== Extracted entries

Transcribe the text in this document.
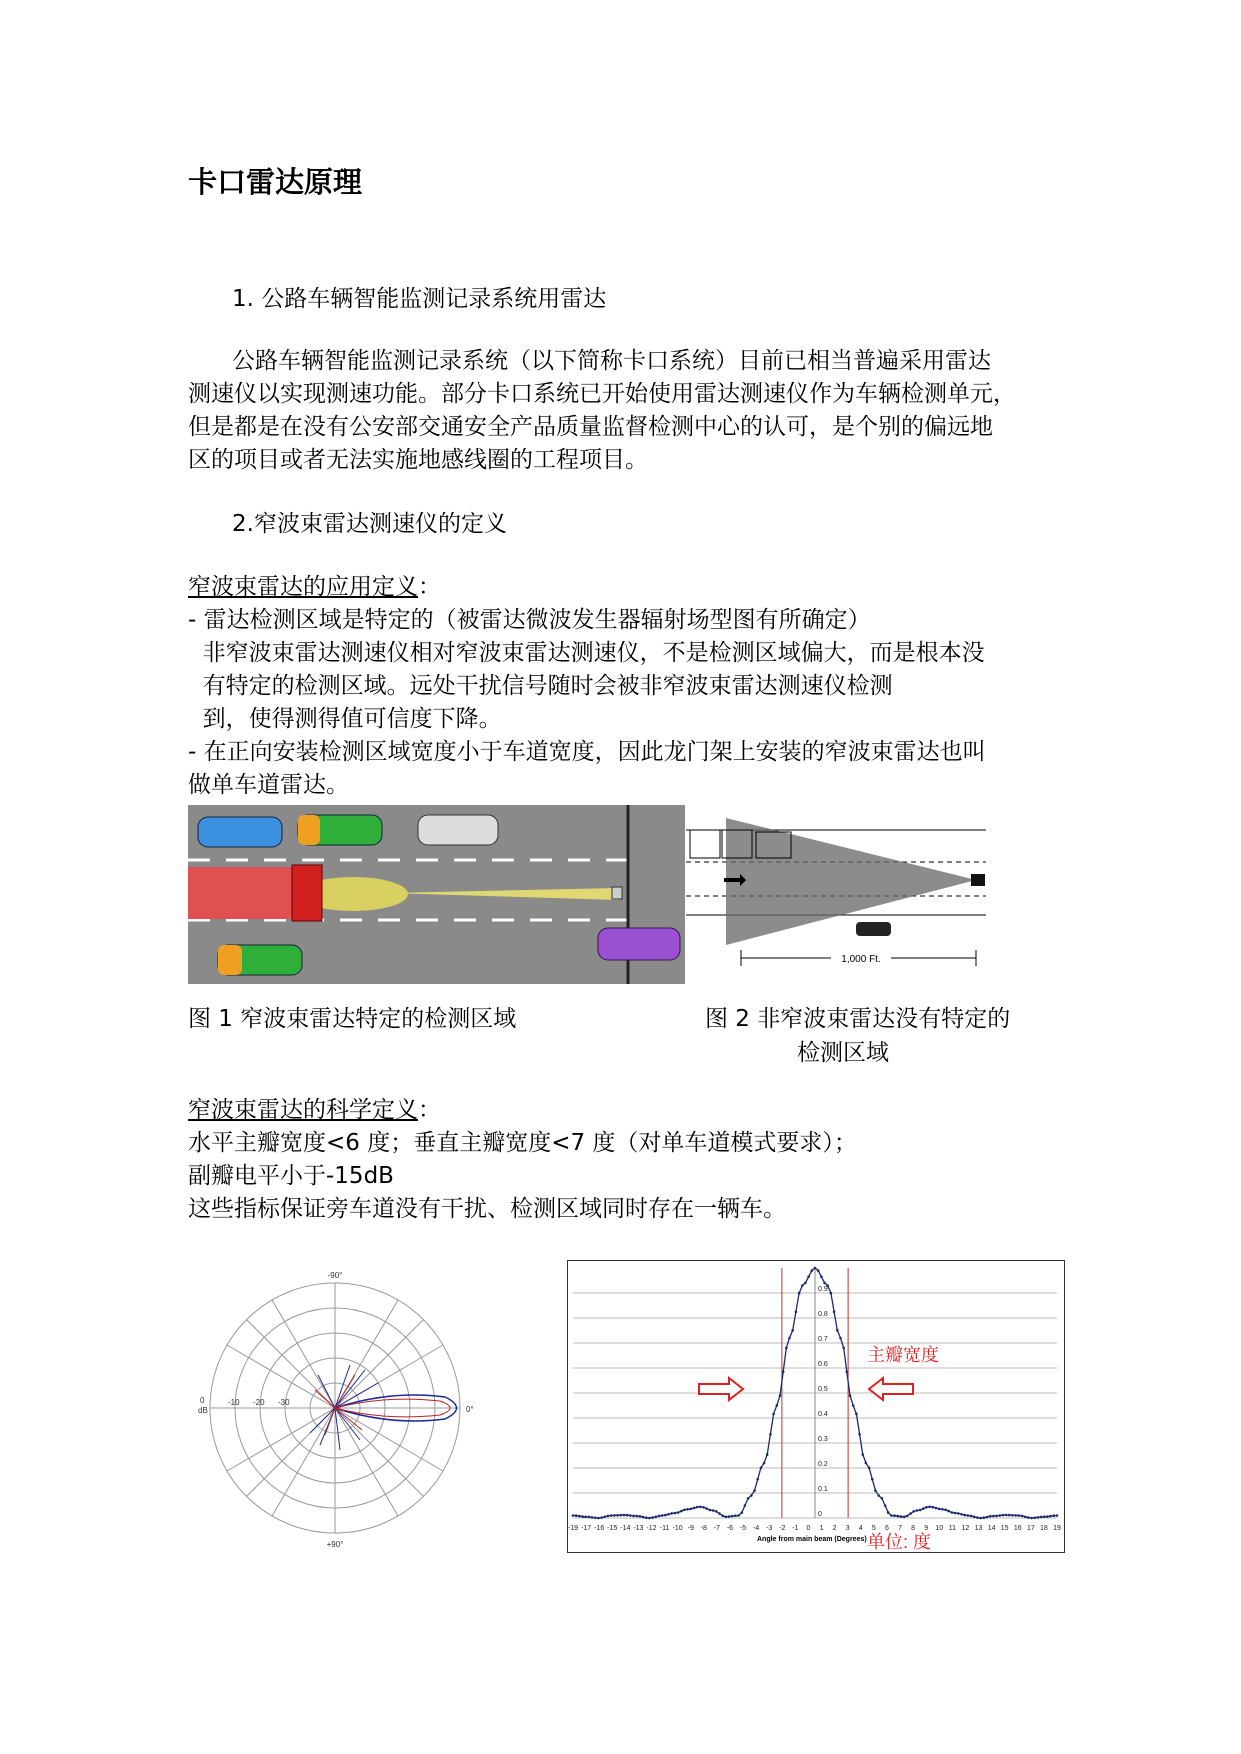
卡口雷达原理
1. 公路车辆智能监测记录系统用雷达
公路车辆智能监测记录系统（以下简称卡口系统）目前已相当普遍采用雷达
测速仪以实现测速功能。部分卡口系统已开始使用雷达测速仪作为车辆检测单元，
但是都是在没有公安部交通安全产品质量监督检测中心的认可，是个别的偏远地
区的项目或者无法实施地感线圈的工程项目。
2.窄波束雷达测速仪的定义
窄波束雷达的应用定义：
- 雷达检测区域是特定的（被雷达微波发生器辐射场型图有所确定）
非窄波束雷达测速仪相对窄波束雷达测速仪，不是检测区域偏大，而是根本没
有特定的检测区域。远处干扰信号随时会被非窄波束雷达测速仪检测
到，使得测得值可信度下降。
- 在正向安装检测区域宽度小于车道宽度，因此龙门架上安装的窄波束雷达也叫
做单车道雷达。
1,000 Ft.
图 1 窄波束雷达特定的检测区域	图 2 非窄波束雷达没有特定的
检测区域
窄波束雷达的科学定义：
水平主瓣宽度<6 度；垂直主瓣宽度<7 度（对单车道模式要求）；
副瓣电平小于-15dB
这些指标保证旁车道没有干扰、检测区域同时存在一辆车。
-90°
+90°
0°
0
dB
-10 -20 -30
0
0.1
0.2
0.3
0.4
0.5
0.6
0.7
0.8
0.9
-19 -17 -16 -15 -14 -13 -12 -11 -10 -9 -8 -7 -6 -5 -4 -3 -2 -1 0 1 2 3 4 5 6 7 8 9 10 11 12 13 14 15 16 17 18 19
Angle from main beam (Degrees)
主瓣宽度
单位: 度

====

*Objective*:
Restate the whole listing above exactly, except for its images.

*Solution for this task*:
Transcribe the text in this document.
卡口雷达原理
1. 公路车辆智能监测记录系统用雷达
公路车辆智能监测记录系统（以下简称卡口系统）目前已相当普遍采用雷达
测速仪以实现测速功能。部分卡口系统已开始使用雷达测速仪作为车辆检测单元，
但是都是在没有公安部交通安全产品质量监督检测中心的认可，是个别的偏远地
区的项目或者无法实施地感线圈的工程项目。
2.窄波束雷达测速仪的定义
窄波束雷达的应用定义：
- 雷达检测区域是特定的（被雷达微波发生器辐射场型图有所确定）
非窄波束雷达测速仪相对窄波束雷达测速仪，不是检测区域偏大，而是根本没
有特定的检测区域。远处干扰信号随时会被非窄波束雷达测速仪检测
到，使得测得值可信度下降。
- 在正向安装检测区域宽度小于车道宽度，因此龙门架上安装的窄波束雷达也叫
做单车道雷达。
1,000 Ft.
图 1 窄波束雷达特定的检测区域	图 2 非窄波束雷达没有特定的
检测区域
窄波束雷达的科学定义：
水平主瓣宽度<6 度；垂直主瓣宽度<7 度（对单车道模式要求）；
副瓣电平小于-15dB
这些指标保证旁车道没有干扰、检测区域同时存在一辆车。
-90°
+90°
0°
0
dB
-10 -20 -30
0
0.1
0.2
0.3
0.4
0.5
0.6
0.7
0.8
0.9
-19 -17 -16 -15 -14 -13 -12 -11 -10 -9 -8 -7 -6 -5 -4 -3 -2 -1 0 1 2 3 4 5 6 7 8 9 10 11 12 13 14 15 16 17 18 19
Angle from main beam (Degrees)
主瓣宽度
单位: 度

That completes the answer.